Task material:

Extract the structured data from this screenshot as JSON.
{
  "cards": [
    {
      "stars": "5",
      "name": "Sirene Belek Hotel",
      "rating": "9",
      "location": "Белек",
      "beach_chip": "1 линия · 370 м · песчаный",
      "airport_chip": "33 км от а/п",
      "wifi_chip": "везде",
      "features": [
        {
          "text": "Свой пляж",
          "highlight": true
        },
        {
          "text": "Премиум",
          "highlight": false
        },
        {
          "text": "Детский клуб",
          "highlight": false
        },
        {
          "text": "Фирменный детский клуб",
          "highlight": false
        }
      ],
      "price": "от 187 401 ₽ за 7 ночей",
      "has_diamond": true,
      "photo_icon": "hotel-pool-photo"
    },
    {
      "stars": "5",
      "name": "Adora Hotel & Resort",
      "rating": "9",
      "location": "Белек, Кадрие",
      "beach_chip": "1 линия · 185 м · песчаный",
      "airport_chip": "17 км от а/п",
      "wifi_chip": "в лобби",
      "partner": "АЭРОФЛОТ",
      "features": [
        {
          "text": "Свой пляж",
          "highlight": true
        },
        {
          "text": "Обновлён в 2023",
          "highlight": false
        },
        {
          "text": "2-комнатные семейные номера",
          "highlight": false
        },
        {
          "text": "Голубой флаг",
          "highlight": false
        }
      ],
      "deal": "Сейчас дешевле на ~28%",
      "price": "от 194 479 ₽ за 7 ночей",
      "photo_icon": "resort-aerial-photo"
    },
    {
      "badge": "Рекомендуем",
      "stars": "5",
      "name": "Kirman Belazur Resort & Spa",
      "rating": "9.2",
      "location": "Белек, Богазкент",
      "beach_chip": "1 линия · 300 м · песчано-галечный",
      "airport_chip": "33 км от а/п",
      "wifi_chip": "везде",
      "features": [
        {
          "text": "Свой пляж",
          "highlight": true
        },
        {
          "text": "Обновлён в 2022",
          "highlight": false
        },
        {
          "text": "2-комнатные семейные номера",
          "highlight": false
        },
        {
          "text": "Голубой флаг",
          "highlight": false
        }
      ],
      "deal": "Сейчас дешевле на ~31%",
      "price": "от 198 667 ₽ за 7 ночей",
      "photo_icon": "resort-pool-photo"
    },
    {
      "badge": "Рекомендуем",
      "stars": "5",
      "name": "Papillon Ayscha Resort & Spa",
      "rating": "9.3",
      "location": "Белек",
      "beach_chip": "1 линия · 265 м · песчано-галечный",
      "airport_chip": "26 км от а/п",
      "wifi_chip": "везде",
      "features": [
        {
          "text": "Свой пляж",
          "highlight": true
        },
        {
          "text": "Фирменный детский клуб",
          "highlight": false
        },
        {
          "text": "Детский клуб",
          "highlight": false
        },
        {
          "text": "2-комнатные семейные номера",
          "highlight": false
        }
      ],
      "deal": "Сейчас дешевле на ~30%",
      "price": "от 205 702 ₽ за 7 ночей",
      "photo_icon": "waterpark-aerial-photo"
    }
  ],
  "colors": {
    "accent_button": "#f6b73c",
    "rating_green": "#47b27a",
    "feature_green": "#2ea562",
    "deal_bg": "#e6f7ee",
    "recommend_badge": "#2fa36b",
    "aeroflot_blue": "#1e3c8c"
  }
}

Goal: List the lines of the material in which the word "pool" occurs.

Worked solution:
      "photo_icon": "hotel-pool-photo"
      "photo_icon": "resort-pool-photo"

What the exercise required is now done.